TASK TO CARRY OUT: Find the lines that hold the word "ยนพะเยาพ" and return them.

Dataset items
================================

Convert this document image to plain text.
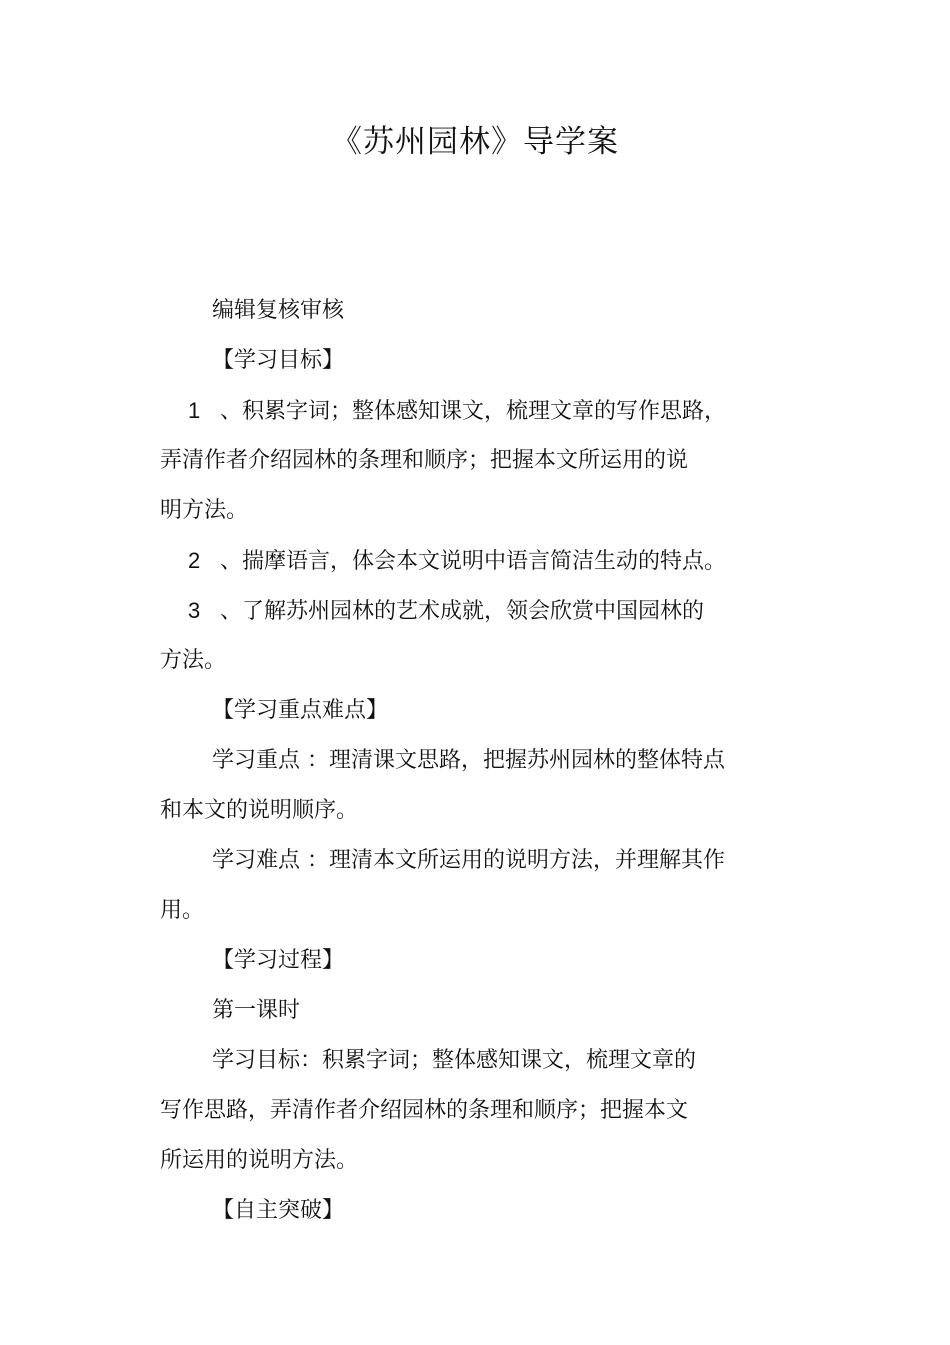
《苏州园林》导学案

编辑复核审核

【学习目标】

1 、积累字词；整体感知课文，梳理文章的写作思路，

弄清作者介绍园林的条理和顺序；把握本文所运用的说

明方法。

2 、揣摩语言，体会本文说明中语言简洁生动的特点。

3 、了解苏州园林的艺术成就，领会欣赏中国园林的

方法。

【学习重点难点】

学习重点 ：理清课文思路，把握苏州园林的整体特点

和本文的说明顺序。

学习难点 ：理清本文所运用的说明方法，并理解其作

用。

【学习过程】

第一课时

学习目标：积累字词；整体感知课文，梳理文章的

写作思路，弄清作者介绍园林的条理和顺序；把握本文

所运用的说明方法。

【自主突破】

================================

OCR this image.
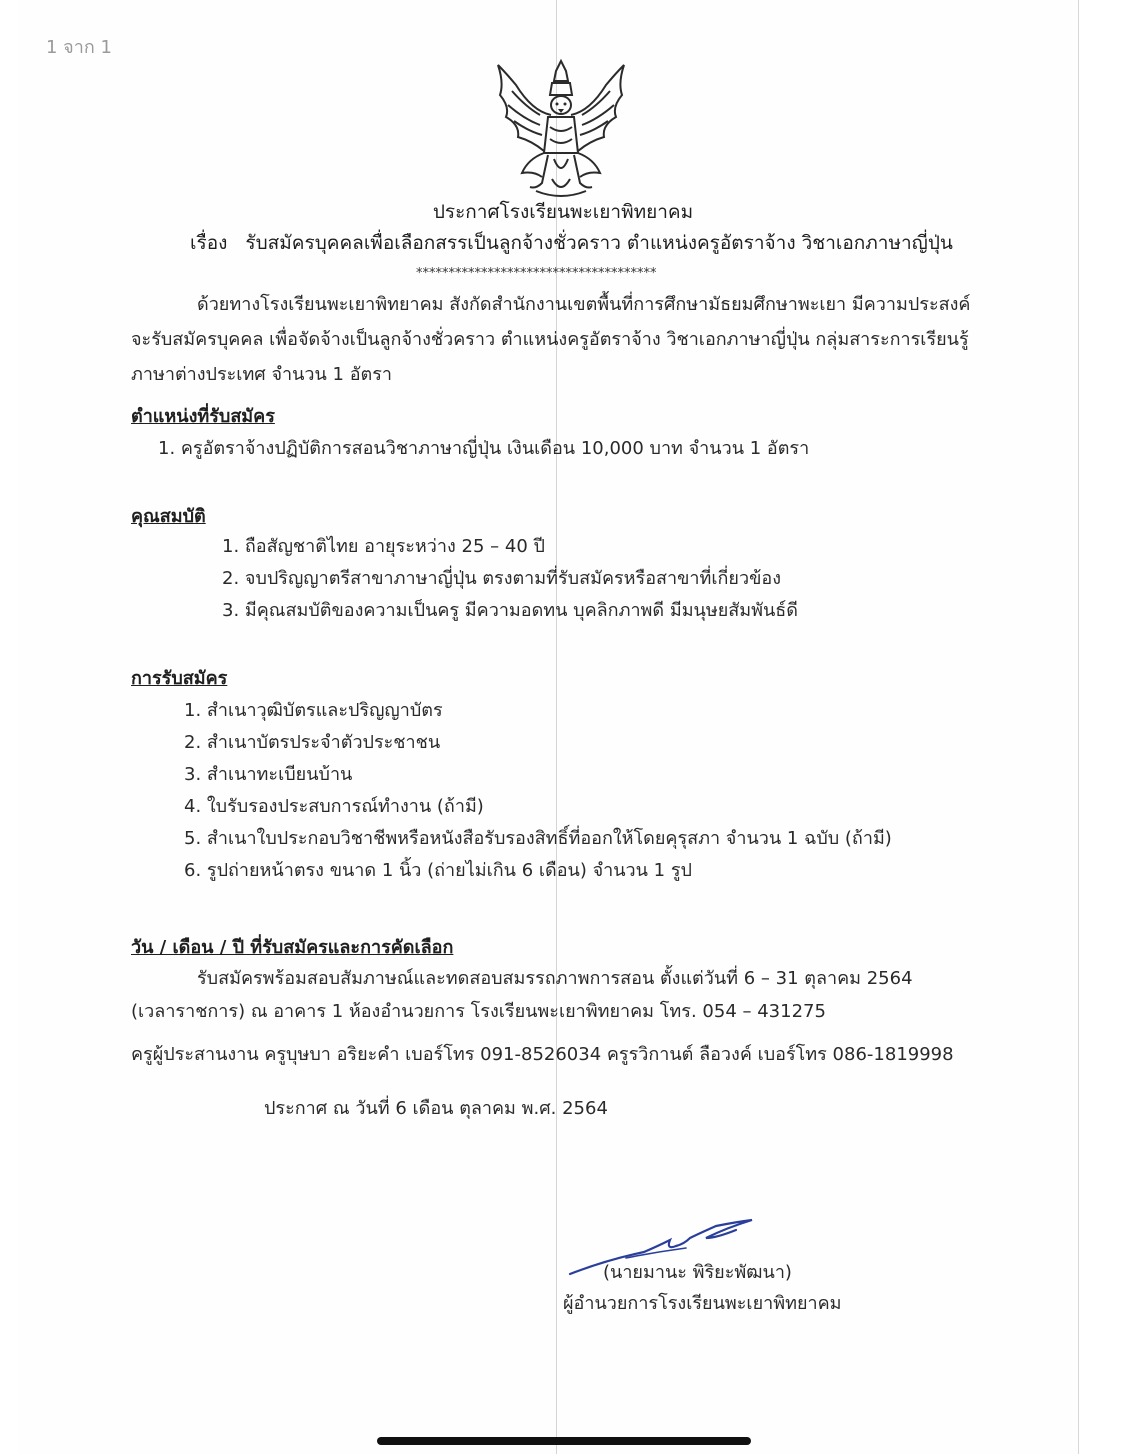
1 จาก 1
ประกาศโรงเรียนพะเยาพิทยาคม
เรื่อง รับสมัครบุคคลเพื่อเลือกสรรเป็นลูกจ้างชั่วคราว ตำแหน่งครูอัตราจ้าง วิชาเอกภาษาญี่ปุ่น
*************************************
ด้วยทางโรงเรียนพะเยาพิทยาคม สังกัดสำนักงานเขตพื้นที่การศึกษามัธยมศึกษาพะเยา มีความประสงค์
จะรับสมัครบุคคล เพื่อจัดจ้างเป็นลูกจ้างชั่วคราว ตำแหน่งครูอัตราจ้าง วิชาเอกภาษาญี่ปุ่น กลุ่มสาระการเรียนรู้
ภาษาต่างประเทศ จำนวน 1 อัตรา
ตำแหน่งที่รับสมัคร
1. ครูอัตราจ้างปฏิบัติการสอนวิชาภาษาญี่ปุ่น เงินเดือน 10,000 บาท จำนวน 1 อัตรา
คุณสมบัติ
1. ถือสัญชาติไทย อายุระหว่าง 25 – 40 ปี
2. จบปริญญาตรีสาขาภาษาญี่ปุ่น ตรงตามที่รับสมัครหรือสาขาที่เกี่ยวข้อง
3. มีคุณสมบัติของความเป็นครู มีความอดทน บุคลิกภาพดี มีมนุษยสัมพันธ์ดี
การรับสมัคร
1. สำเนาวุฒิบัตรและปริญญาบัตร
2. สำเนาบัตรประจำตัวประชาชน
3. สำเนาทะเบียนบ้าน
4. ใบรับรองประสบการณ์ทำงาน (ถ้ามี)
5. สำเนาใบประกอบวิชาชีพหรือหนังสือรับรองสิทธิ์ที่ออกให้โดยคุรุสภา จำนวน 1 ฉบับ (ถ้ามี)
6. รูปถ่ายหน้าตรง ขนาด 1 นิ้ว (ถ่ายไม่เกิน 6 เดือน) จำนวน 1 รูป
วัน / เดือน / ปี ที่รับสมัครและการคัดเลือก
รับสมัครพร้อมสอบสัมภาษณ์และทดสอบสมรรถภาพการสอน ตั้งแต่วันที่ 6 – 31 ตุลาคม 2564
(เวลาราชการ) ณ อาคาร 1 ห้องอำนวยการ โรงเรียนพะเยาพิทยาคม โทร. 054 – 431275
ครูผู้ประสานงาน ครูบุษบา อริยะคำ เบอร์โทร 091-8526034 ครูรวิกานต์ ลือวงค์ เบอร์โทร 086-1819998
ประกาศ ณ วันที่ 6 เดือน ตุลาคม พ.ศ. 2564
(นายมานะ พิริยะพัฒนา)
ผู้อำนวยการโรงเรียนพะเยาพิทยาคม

================================

TASK SOLUTION:
ประกาศโรงเรียนพะเยาพิทยาคม
ด้วยทางโรงเรียนพะเยาพิทยาคม สังกัดสำนักงานเขตพื้นที่การศึกษามัธยมศึกษาพะเยา มีความประสงค์
(เวลาราชการ) ณ อาคาร 1 ห้องอำนวยการ โรงเรียนพะเยาพิทยาคม โทร. 054 – 431275
ผู้อำนวยการโรงเรียนพะเยาพิทยาคม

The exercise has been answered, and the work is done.